- [Short task]
Take every line that has the string "Orbitofontal" and copy it out.

- [Exercise material]
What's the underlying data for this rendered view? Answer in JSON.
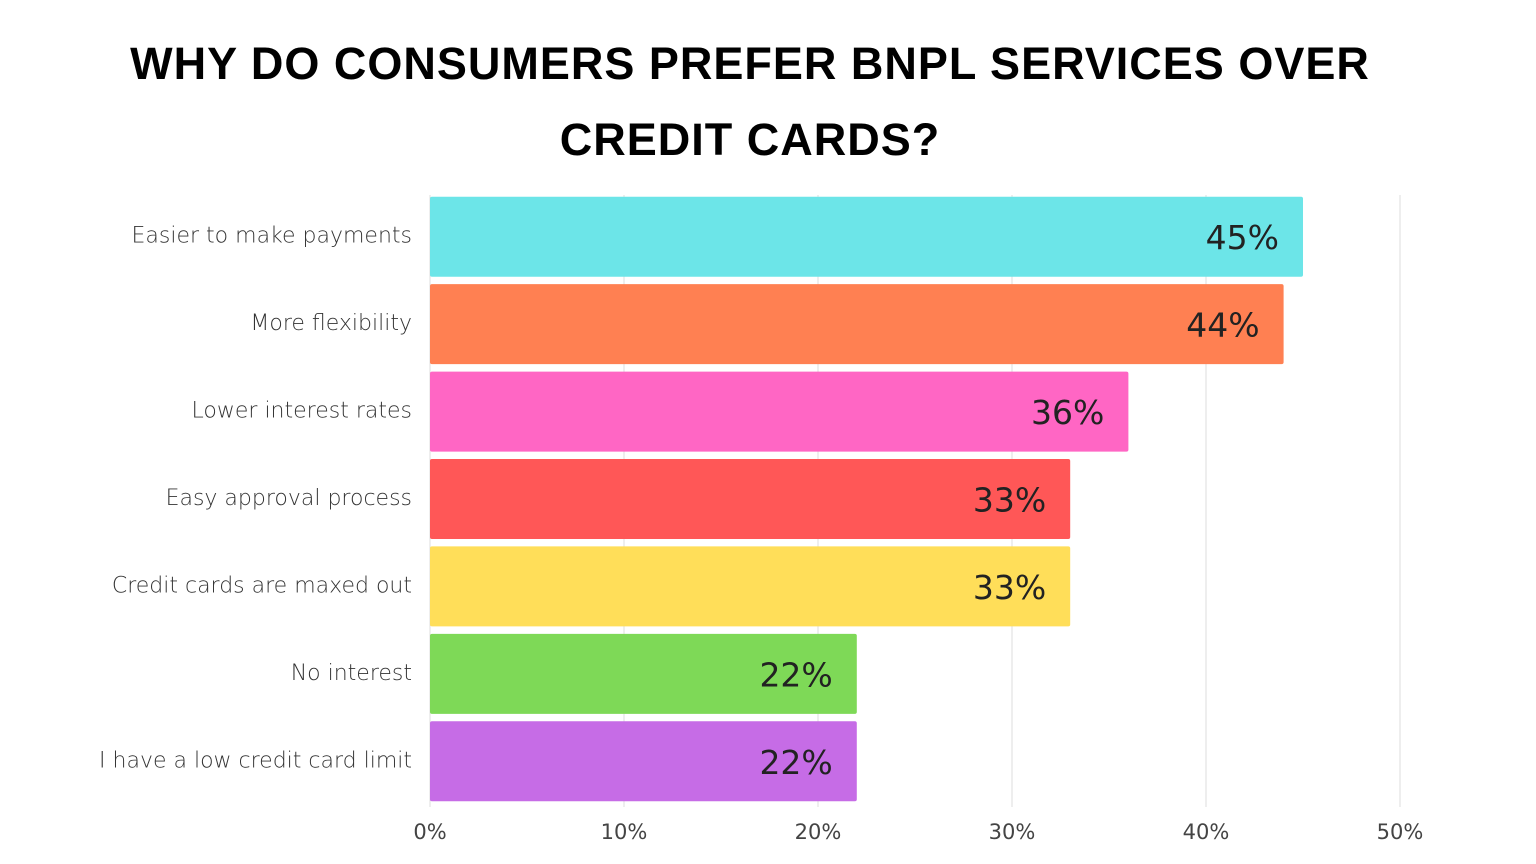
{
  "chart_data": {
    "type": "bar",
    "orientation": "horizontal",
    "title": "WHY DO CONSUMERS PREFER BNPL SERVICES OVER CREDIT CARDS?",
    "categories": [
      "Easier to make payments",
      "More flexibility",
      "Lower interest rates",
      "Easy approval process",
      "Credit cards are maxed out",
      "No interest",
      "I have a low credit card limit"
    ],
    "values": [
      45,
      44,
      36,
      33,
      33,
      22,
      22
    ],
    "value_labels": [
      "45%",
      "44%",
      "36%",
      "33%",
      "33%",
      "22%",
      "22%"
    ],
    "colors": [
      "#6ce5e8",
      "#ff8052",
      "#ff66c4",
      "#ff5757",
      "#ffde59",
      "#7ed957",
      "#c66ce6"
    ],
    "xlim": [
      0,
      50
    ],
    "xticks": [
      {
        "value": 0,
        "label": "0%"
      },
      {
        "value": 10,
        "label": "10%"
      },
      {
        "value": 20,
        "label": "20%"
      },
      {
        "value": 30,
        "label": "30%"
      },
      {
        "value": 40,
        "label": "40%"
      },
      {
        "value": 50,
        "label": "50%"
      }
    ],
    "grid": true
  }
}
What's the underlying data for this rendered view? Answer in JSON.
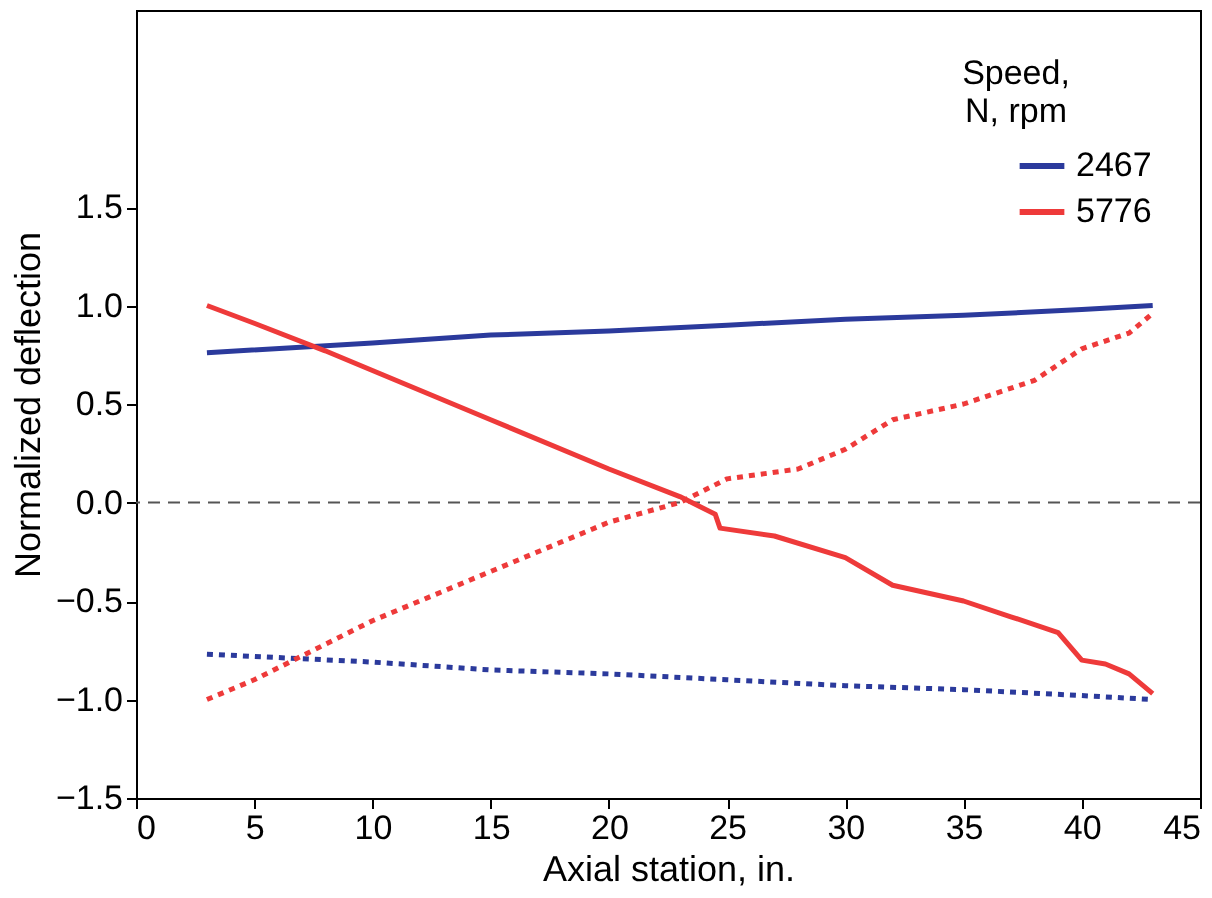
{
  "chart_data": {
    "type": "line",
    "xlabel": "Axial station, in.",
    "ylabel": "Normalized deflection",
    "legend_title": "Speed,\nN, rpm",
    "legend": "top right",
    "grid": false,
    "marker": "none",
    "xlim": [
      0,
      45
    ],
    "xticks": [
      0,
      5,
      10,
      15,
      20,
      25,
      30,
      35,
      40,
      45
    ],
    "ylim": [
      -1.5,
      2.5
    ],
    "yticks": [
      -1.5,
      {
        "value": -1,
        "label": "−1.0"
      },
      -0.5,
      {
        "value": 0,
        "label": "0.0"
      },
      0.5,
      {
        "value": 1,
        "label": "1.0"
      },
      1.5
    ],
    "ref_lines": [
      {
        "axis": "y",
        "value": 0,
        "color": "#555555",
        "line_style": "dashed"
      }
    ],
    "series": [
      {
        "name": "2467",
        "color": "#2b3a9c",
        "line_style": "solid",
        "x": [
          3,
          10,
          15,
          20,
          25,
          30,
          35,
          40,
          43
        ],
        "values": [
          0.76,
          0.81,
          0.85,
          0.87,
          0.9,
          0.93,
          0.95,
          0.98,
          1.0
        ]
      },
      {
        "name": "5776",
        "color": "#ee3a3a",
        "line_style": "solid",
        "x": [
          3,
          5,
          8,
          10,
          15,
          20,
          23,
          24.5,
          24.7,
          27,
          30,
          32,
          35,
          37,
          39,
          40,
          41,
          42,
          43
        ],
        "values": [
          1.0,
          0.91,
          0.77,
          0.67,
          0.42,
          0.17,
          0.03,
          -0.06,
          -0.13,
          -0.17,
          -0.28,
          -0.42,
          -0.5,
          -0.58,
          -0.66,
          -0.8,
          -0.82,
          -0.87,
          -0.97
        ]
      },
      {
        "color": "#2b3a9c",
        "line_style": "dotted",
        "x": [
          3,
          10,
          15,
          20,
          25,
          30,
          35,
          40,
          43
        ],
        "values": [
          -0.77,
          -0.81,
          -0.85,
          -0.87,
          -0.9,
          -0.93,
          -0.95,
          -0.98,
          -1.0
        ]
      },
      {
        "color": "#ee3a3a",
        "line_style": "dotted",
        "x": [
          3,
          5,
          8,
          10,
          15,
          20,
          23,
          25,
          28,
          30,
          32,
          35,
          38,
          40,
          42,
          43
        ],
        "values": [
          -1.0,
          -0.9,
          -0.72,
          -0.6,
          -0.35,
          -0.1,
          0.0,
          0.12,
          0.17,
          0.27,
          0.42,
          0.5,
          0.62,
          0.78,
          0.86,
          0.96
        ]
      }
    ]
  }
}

==

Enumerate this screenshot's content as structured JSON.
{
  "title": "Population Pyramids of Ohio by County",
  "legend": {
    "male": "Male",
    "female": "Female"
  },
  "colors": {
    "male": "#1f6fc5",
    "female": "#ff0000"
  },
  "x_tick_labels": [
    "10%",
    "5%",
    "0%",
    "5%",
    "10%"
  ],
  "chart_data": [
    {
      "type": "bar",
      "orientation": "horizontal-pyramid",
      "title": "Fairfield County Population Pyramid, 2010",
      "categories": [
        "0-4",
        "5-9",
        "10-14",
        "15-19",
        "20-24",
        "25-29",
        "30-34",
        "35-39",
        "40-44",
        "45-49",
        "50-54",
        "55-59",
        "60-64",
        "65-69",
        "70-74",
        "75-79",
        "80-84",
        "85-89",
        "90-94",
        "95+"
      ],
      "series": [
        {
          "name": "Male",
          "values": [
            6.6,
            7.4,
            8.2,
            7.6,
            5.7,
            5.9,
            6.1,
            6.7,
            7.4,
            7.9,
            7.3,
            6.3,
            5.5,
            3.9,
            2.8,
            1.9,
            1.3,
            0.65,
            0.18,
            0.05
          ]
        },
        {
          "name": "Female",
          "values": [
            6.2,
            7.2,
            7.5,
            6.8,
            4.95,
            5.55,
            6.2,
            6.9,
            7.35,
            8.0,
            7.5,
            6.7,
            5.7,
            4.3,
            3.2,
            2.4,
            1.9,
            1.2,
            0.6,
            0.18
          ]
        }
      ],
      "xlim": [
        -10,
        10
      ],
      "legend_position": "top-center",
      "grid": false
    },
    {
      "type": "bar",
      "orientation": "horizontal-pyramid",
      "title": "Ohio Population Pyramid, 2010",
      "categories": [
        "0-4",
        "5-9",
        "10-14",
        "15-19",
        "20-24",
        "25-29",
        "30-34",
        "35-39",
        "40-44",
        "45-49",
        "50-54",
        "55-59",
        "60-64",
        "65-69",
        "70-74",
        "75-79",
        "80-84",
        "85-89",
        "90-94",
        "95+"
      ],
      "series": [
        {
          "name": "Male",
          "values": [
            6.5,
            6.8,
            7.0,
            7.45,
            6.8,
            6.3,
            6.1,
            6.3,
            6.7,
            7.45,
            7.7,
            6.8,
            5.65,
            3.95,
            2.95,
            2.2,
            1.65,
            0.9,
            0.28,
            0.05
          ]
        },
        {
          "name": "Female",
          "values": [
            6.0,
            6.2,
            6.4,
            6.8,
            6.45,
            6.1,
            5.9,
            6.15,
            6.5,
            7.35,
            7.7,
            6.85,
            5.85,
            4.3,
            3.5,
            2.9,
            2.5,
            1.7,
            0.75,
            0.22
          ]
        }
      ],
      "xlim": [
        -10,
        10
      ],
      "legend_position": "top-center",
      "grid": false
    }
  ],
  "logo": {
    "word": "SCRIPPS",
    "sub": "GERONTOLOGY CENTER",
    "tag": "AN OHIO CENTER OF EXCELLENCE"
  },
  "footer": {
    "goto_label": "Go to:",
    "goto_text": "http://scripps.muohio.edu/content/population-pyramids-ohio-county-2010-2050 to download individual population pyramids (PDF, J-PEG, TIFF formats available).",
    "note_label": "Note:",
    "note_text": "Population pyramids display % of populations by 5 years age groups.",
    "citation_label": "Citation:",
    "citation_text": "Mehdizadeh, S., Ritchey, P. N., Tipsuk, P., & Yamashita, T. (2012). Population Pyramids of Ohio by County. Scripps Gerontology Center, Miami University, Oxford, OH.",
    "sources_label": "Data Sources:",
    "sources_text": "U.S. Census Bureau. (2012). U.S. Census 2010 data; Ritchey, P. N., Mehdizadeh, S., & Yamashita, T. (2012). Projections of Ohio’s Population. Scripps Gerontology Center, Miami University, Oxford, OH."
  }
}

---

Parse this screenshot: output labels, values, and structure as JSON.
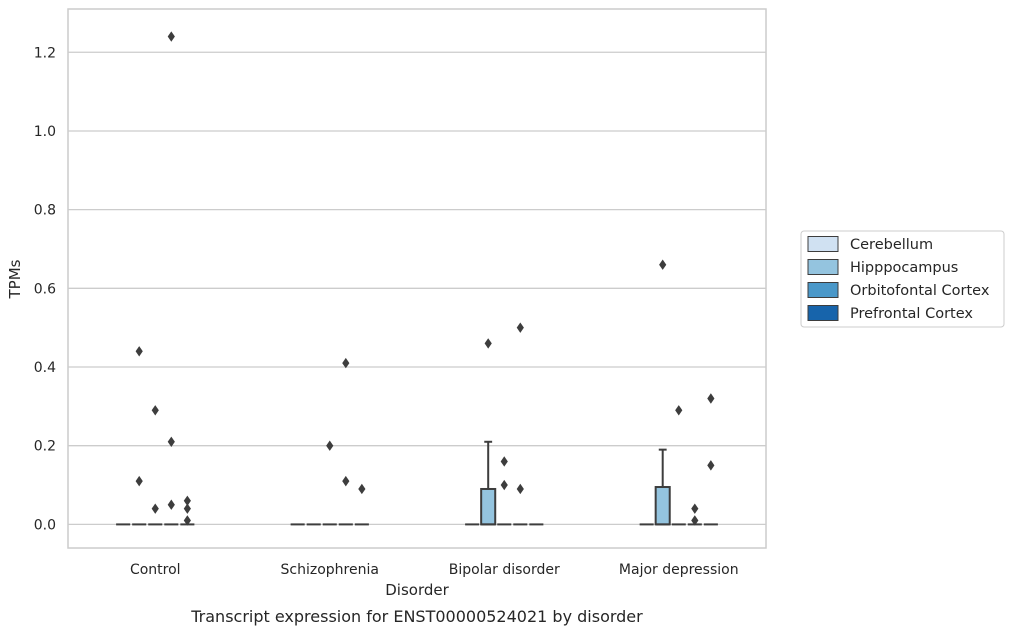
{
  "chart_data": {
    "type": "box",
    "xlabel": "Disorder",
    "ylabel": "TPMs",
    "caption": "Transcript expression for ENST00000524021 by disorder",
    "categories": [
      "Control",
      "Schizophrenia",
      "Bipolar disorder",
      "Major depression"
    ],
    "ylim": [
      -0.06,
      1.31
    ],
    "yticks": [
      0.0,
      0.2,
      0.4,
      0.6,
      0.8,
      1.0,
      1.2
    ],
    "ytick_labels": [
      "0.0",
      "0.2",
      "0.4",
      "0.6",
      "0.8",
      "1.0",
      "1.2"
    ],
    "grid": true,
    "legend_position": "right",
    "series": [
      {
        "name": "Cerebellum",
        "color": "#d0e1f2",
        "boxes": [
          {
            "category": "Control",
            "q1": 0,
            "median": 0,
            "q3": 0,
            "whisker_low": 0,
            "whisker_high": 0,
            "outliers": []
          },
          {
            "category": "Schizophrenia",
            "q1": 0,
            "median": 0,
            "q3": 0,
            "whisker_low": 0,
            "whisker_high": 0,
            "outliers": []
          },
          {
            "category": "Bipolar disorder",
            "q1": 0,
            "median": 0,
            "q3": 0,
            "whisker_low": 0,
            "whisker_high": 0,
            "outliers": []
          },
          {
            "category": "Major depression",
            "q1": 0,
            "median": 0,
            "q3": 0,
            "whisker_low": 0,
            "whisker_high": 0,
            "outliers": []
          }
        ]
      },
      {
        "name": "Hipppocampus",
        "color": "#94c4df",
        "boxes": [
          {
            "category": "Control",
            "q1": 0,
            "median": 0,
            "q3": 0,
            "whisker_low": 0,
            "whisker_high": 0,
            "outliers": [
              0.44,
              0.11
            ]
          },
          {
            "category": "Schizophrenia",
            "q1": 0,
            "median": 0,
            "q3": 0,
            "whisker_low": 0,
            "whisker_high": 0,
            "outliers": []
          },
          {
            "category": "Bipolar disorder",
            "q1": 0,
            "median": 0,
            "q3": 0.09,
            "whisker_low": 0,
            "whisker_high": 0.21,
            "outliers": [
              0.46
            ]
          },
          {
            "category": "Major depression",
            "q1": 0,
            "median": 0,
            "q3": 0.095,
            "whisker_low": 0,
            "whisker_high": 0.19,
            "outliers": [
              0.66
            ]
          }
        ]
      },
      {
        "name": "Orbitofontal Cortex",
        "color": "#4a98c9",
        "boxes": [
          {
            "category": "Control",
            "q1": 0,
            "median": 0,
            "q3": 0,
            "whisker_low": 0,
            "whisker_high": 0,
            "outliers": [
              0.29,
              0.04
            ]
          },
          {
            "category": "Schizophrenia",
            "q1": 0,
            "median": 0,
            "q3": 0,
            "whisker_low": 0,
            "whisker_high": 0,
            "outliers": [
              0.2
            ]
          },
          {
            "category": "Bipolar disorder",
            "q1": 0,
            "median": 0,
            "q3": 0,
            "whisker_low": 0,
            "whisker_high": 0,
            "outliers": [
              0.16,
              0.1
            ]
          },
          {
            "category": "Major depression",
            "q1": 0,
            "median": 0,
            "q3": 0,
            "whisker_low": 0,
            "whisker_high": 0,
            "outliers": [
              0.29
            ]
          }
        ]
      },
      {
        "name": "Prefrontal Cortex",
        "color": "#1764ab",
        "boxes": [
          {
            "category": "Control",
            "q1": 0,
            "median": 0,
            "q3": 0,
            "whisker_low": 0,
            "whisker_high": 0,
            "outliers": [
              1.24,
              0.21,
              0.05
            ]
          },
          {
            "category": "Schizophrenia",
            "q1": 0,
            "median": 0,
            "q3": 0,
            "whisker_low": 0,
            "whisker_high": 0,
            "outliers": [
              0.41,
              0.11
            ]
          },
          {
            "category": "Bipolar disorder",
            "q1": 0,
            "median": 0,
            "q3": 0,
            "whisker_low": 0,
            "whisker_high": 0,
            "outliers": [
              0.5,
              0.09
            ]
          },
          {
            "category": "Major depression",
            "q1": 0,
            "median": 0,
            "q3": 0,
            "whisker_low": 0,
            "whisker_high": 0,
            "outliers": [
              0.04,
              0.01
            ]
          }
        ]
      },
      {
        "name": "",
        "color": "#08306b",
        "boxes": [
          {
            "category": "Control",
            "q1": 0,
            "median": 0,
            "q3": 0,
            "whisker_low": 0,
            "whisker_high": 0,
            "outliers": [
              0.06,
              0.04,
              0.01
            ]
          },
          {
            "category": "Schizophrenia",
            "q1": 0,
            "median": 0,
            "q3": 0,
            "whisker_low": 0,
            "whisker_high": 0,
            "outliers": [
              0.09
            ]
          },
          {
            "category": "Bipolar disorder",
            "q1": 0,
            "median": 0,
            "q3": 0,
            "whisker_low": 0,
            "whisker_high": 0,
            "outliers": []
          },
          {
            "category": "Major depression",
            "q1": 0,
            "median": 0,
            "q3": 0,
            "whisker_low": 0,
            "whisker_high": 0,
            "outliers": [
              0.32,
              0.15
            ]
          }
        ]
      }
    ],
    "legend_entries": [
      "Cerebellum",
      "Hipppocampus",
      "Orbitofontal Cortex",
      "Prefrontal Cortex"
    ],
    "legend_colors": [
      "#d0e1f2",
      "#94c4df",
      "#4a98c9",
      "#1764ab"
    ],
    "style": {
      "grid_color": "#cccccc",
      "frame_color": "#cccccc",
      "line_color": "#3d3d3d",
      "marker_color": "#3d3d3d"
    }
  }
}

- [Answer to this task]
        "name": "Orbitofontal Cortex",
      "Orbitofontal Cortex",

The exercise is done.